Output the full material exactly as it appears here.

__Provided records__:
• • • • •

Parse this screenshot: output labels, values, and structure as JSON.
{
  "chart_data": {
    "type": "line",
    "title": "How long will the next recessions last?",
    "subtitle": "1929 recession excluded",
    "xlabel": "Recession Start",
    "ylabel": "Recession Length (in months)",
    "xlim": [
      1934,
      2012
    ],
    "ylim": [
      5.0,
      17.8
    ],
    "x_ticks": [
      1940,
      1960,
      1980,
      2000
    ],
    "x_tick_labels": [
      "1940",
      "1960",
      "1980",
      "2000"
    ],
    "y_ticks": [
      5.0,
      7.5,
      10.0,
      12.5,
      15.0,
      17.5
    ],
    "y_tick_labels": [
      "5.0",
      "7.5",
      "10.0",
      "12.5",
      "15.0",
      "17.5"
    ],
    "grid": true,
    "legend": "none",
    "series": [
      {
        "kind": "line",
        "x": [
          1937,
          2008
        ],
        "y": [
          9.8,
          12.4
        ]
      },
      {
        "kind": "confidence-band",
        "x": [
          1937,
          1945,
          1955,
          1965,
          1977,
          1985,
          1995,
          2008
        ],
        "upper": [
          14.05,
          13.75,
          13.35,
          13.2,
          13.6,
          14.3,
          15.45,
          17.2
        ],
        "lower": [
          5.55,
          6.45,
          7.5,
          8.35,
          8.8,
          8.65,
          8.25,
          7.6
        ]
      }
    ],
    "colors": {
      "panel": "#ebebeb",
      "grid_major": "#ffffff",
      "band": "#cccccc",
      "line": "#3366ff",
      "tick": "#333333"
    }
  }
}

• • • • •

__Correct result__:
Parse this screenshot: output labels, values, and structure as JSON.
{
  "chart_data": {
    "type": "line",
    "title": "How long will the next recessions last?",
    "subtitle": "1929 recession excluded",
    "xlabel": "Recession Start",
    "ylabel": "Recession Length (in months)",
    "xlim": [
      1934,
      2012
    ],
    "ylim": [
      5.0,
      17.8
    ],
    "x_ticks": [
      1940,
      1960,
      1980,
      2000
    ],
    "x_tick_labels": [
      "1940",
      "1960",
      "1980",
      "2000"
    ],
    "y_ticks": [
      5.0,
      7.5,
      10.0,
      12.5,
      15.0,
      17.5
    ],
    "y_tick_labels": [
      "5.0",
      "7.5",
      "10.0",
      "12.5",
      "15.0",
      "17.5"
    ],
    "grid": true,
    "legend": "none",
    "series": [
      {
        "kind": "line",
        "x": [
          1937,
          2008
        ],
        "y": [
          9.8,
          12.4
        ]
      },
      {
        "kind": "confidence-band",
        "x": [
          1937,
          1945,
          1955,
          1965,
          1977,
          1985,
          1995,
          2008
        ],
        "upper": [
          14.05,
          13.75,
          13.35,
          13.2,
          13.6,
          14.3,
          15.45,
          17.2
        ],
        "lower": [
          5.55,
          6.45,
          7.5,
          8.35,
          8.8,
          8.65,
          8.25,
          7.6
        ]
      }
    ],
    "colors": {
      "panel": "#ebebeb",
      "grid_major": "#ffffff",
      "band": "#cccccc",
      "line": "#3366ff",
      "tick": "#333333"
    }
  }
}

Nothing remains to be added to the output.